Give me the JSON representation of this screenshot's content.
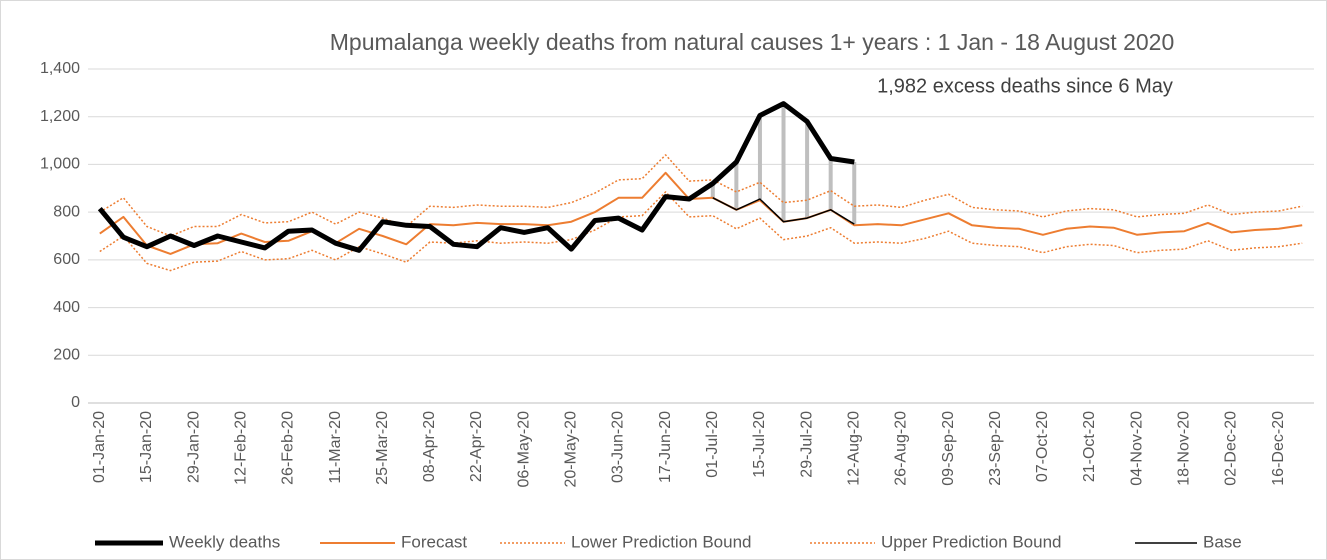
{
  "chart_data": {
    "type": "line",
    "title": "Mpumalanga weekly deaths from natural causes 1+ years : 1 Jan - 18 August 2020",
    "annotation": "1,982 excess deaths since 6 May",
    "categories": [
      "01-Jan-20",
      null,
      "15-Jan-20",
      null,
      "29-Jan-20",
      null,
      "12-Feb-20",
      null,
      "26-Feb-20",
      null,
      "11-Mar-20",
      null,
      "25-Mar-20",
      null,
      "08-Apr-20",
      null,
      "22-Apr-20",
      null,
      "06-May-20",
      null,
      "20-May-20",
      null,
      "03-Jun-20",
      null,
      "17-Jun-20",
      null,
      "01-Jul-20",
      null,
      "15-Jul-20",
      null,
      "29-Jul-20",
      null,
      "12-Aug-20",
      null,
      "26-Aug-20",
      null,
      "09-Sep-20",
      null,
      "23-Sep-20",
      null,
      "07-Oct-20",
      null,
      "21-Oct-20",
      null,
      "04-Nov-20",
      null,
      "18-Nov-20",
      null,
      "02-Dec-20",
      null,
      "16-Dec-20",
      null
    ],
    "series": [
      {
        "name": "Weekly deaths",
        "color": "#000000",
        "linestyle": "thick",
        "values": [
          815,
          695,
          655,
          700,
          660,
          700,
          675,
          650,
          720,
          725,
          670,
          640,
          760,
          745,
          740,
          665,
          655,
          735,
          715,
          735,
          645,
          765,
          775,
          725,
          865,
          855,
          920,
          1010,
          1205,
          1255,
          1180,
          1025,
          1010,
          null,
          null,
          null,
          null,
          null,
          null,
          null,
          null,
          null,
          null,
          null,
          null,
          null,
          null,
          null,
          null,
          null,
          null,
          null
        ]
      },
      {
        "name": "Forecast",
        "color": "#ed7d31",
        "linestyle": "solid",
        "values": [
          710,
          780,
          660,
          625,
          665,
          670,
          710,
          675,
          680,
          720,
          670,
          730,
          700,
          665,
          750,
          745,
          755,
          750,
          750,
          745,
          760,
          800,
          860,
          860,
          965,
          855,
          860,
          810,
          850,
          760,
          775,
          810,
          745,
          750,
          745,
          770,
          795,
          745,
          735,
          730,
          705,
          730,
          740,
          735,
          705,
          715,
          720,
          755,
          715,
          725,
          730,
          745
        ]
      },
      {
        "name": "Lower Prediction Bound",
        "color": "#ed7d31",
        "linestyle": "dotted",
        "values": [
          635,
          700,
          585,
          555,
          590,
          595,
          635,
          600,
          605,
          640,
          600,
          655,
          625,
          590,
          675,
          670,
          680,
          670,
          675,
          670,
          685,
          725,
          780,
          785,
          885,
          780,
          785,
          730,
          775,
          685,
          700,
          735,
          670,
          675,
          670,
          690,
          720,
          670,
          660,
          655,
          630,
          655,
          665,
          660,
          630,
          640,
          645,
          680,
          640,
          650,
          655,
          670
        ]
      },
      {
        "name": "Upper Prediction Bound",
        "color": "#ed7d31",
        "linestyle": "dotted",
        "values": [
          800,
          860,
          740,
          700,
          740,
          740,
          790,
          755,
          760,
          800,
          750,
          800,
          775,
          740,
          825,
          820,
          830,
          825,
          825,
          820,
          840,
          880,
          935,
          940,
          1040,
          930,
          935,
          885,
          925,
          840,
          850,
          890,
          825,
          830,
          820,
          850,
          875,
          820,
          810,
          805,
          780,
          805,
          815,
          810,
          780,
          790,
          795,
          830,
          790,
          800,
          805,
          825
        ]
      },
      {
        "name": "Base",
        "color": "#000000",
        "linestyle": "thin",
        "values": [
          null,
          null,
          null,
          null,
          null,
          null,
          null,
          null,
          null,
          null,
          null,
          null,
          null,
          null,
          null,
          null,
          null,
          null,
          null,
          null,
          null,
          null,
          null,
          null,
          null,
          null,
          860,
          810,
          855,
          760,
          775,
          810,
          750,
          null,
          null,
          null,
          null,
          null,
          null,
          null,
          null,
          null,
          null,
          null,
          null,
          null,
          null,
          null,
          null,
          null,
          null,
          null
        ]
      }
    ],
    "excess_color": "#bfbfbf",
    "ylim": [
      0,
      1400
    ],
    "yticks": [
      0,
      200,
      400,
      600,
      800,
      {
        "value": 1000,
        "label": "1,000"
      },
      {
        "value": 1200,
        "label": "1,200"
      },
      {
        "value": 1400,
        "label": "1,400"
      }
    ],
    "grid": true,
    "legend": "bottom"
  }
}
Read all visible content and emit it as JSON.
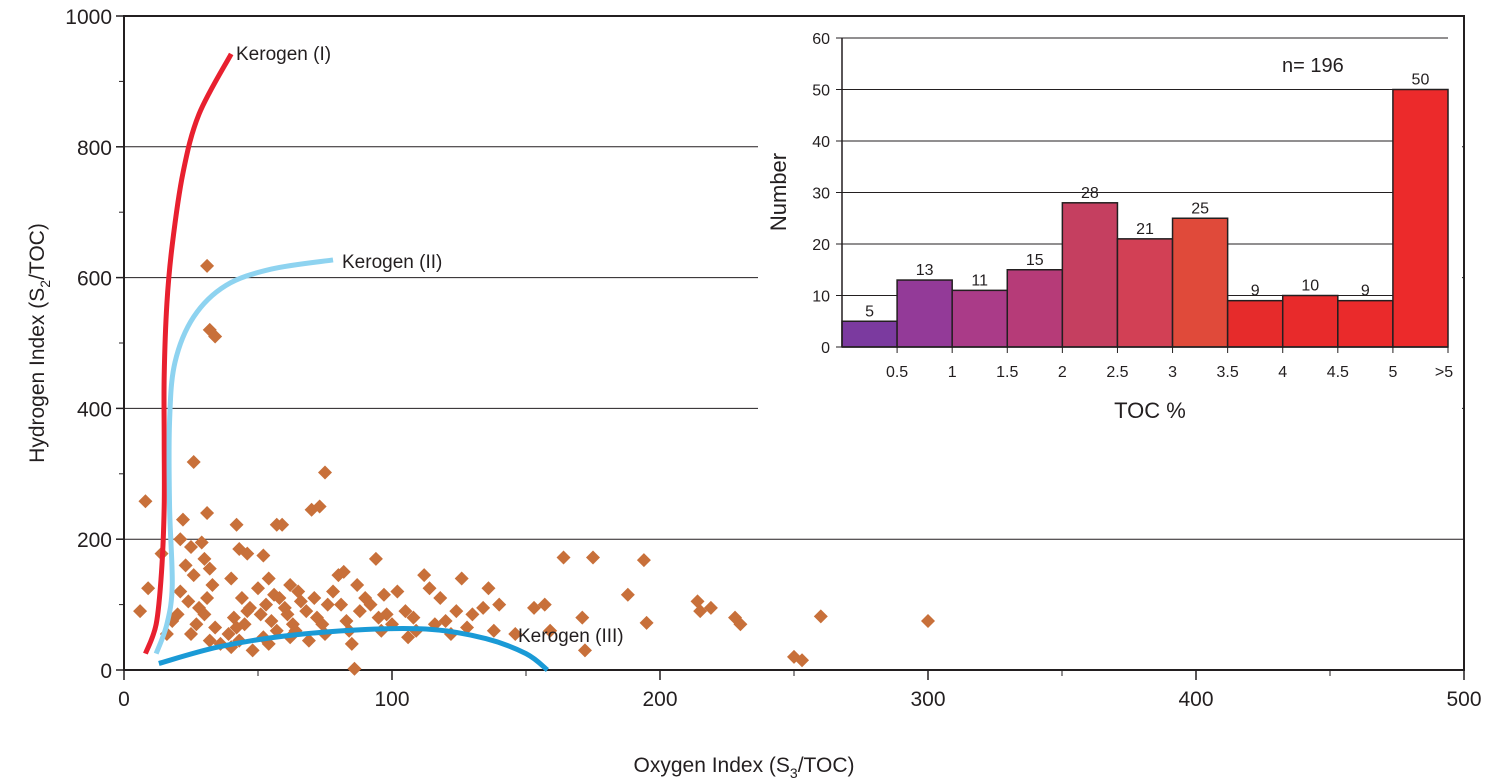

================================

*Written instruction*.
Across the records, how many lines contain "JSON"? Only the number should be given.

*Expected answer*.
2